* Data supplied:
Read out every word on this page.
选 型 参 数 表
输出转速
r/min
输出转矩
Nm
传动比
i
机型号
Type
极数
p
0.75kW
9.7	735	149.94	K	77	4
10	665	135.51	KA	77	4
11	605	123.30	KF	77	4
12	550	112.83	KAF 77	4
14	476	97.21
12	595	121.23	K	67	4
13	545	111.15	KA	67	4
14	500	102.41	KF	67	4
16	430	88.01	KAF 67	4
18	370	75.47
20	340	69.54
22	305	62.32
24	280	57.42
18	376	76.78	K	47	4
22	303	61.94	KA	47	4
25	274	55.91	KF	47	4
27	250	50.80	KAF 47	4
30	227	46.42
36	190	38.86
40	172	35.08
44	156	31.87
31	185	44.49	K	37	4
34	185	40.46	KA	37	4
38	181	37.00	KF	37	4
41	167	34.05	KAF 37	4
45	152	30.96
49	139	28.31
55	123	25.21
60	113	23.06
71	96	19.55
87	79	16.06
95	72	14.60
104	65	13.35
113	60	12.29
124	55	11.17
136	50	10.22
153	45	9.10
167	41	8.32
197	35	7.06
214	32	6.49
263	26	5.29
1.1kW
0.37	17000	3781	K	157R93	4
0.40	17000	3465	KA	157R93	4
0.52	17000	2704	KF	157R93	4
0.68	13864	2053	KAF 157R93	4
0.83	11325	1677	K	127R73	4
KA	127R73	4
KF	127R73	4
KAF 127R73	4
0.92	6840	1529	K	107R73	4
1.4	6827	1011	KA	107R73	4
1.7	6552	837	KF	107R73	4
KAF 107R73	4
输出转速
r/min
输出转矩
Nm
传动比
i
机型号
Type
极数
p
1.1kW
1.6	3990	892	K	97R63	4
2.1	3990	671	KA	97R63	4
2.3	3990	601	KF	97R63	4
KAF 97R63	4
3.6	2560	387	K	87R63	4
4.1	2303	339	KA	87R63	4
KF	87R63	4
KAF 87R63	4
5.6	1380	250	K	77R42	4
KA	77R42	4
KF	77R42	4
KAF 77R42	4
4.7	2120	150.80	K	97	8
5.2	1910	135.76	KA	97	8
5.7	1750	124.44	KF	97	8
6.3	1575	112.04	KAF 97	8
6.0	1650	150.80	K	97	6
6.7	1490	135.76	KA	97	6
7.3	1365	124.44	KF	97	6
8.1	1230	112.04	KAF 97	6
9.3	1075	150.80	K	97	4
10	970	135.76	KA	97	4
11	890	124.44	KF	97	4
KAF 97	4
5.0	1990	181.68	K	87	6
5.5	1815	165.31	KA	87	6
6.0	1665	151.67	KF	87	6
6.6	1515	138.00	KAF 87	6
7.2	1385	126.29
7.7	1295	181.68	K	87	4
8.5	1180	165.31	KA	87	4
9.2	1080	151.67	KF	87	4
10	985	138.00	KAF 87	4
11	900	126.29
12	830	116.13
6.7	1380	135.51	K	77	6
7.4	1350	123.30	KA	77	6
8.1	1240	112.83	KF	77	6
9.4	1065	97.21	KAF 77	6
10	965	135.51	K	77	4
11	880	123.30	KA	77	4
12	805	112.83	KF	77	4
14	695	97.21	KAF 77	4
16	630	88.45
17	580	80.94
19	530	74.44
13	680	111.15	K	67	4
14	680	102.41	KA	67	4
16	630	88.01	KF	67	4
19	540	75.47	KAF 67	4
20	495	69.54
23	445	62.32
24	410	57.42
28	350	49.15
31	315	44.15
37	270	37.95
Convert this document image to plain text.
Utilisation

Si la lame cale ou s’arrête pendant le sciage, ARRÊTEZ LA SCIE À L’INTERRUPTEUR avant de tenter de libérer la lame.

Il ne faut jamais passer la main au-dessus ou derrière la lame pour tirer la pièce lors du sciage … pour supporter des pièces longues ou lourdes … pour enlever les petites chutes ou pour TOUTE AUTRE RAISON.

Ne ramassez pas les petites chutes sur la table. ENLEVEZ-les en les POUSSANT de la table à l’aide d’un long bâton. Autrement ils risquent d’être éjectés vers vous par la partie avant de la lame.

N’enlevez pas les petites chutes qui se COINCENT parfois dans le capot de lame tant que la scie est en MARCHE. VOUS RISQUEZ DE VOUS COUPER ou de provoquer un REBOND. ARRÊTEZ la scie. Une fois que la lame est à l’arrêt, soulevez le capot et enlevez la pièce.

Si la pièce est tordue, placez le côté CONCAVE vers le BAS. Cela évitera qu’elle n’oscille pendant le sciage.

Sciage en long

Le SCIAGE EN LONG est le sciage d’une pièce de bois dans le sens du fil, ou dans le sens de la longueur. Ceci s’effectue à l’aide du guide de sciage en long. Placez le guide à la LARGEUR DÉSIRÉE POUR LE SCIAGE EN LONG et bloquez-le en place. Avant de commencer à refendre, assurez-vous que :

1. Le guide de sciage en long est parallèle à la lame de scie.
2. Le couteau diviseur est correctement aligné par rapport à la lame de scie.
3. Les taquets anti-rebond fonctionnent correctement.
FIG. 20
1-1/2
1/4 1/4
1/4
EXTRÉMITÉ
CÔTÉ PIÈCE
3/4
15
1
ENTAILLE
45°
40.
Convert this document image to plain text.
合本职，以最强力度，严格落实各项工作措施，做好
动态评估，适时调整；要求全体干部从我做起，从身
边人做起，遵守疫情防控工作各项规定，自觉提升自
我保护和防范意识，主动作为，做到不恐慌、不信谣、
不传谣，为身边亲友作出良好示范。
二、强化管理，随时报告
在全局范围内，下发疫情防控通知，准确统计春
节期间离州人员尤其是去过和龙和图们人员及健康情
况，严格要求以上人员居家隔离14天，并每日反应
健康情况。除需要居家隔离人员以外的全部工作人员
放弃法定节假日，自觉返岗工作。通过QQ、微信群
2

* Exercise prompt: Extract from the material all lines containing the string "petites".

* Exercise output:
Il ne faut jamais passer la main au-dessus ou derrière la lame pour tirer la pièce lors du sciage … pour supporter des pièces longues ou lourdes … pour enlever les petites chutes ou pour TOUTE AUTRE RAISON.
Ne ramassez pas les petites chutes sur la table. ENLEVEZ-les en les POUSSANT de la table à l’aide d’un long bâton. Autrement ils risquent d’être éjectés vers vous par la partie avant de la lame.
N’enlevez pas les petites chutes qui se COINCENT parfois dans le capot de lame tant que la scie est en MARCHE. VOUS RISQUEZ DE VOUS COUPER ou de provoquer un REBOND. ARRÊTEZ la scie. Une fois que la lame est à l’arrêt, soulevez le capot et enlevez la pièce.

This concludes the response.